— BEGIN —

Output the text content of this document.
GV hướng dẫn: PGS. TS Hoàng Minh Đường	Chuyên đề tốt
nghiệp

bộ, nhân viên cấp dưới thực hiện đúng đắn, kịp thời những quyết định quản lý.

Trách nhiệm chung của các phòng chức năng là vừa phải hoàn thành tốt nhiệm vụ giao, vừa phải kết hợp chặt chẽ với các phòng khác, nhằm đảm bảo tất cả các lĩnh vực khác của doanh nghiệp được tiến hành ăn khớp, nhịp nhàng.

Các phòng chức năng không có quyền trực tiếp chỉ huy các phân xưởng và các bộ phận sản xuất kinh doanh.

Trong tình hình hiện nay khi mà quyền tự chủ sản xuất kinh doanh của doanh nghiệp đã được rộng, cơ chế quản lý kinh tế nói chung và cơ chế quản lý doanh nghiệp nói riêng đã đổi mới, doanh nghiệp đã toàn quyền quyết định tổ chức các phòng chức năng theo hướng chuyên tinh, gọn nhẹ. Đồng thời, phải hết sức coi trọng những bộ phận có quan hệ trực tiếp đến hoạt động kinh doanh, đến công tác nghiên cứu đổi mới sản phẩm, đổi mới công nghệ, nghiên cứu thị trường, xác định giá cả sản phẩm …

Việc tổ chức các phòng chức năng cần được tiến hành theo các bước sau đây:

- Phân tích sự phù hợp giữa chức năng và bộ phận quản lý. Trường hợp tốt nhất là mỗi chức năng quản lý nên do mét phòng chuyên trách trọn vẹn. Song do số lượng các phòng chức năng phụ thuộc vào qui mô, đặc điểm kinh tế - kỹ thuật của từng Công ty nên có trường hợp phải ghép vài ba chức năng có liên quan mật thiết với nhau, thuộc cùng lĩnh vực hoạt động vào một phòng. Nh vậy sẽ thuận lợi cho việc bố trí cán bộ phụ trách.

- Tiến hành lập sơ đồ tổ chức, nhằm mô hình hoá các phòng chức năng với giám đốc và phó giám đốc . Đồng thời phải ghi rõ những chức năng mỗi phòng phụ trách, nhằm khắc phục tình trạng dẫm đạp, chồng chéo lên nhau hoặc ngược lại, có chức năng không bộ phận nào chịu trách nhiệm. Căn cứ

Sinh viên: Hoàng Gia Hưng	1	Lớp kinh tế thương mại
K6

— END —

WORK TO BE COMPLETED: Could you reproduce every record above exactly as it appears?

FULL SOLUTION:
Output the text content of this document.
GV hướng dẫn: PGS. TS Hoàng Minh Đường	Chuyên đề tốt
nghiệp

bộ, nhân viên cấp dưới thực hiện đúng đắn, kịp thời những quyết định quản lý.

Trách nhiệm chung của các phòng chức năng là vừa phải hoàn thành tốt nhiệm vụ giao, vừa phải kết hợp chặt chẽ với các phòng khác, nhằm đảm bảo tất cả các lĩnh vực khác của doanh nghiệp được tiến hành ăn khớp, nhịp nhàng.

Các phòng chức năng không có quyền trực tiếp chỉ huy các phân xưởng và các bộ phận sản xuất kinh doanh.

Trong tình hình hiện nay khi mà quyền tự chủ sản xuất kinh doanh của doanh nghiệp đã được rộng, cơ chế quản lý kinh tế nói chung và cơ chế quản lý doanh nghiệp nói riêng đã đổi mới, doanh nghiệp đã toàn quyền quyết định tổ chức các phòng chức năng theo hướng chuyên tinh, gọn nhẹ. Đồng thời, phải hết sức coi trọng những bộ phận có quan hệ trực tiếp đến hoạt động kinh doanh, đến công tác nghiên cứu đổi mới sản phẩm, đổi mới công nghệ, nghiên cứu thị trường, xác định giá cả sản phẩm …

Việc tổ chức các phòng chức năng cần được tiến hành theo các bước sau đây:

- Phân tích sự phù hợp giữa chức năng và bộ phận quản lý. Trường hợp tốt nhất là mỗi chức năng quản lý nên do mét phòng chuyên trách trọn vẹn. Song do số lượng các phòng chức năng phụ thuộc vào qui mô, đặc điểm kinh tế - kỹ thuật của từng Công ty nên có trường hợp phải ghép vài ba chức năng có liên quan mật thiết với nhau, thuộc cùng lĩnh vực hoạt động vào một phòng. Nh vậy sẽ thuận lợi cho việc bố trí cán bộ phụ trách.

- Tiến hành lập sơ đồ tổ chức, nhằm mô hình hoá các phòng chức năng với giám đốc và phó giám đốc . Đồng thời phải ghi rõ những chức năng mỗi phòng phụ trách, nhằm khắc phục tình trạng dẫm đạp, chồng chéo lên nhau hoặc ngược lại, có chức năng không bộ phận nào chịu trách nhiệm. Căn cứ

Sinh viên: Hoàng Gia Hưng	1	Lớp kinh tế thương mại
K6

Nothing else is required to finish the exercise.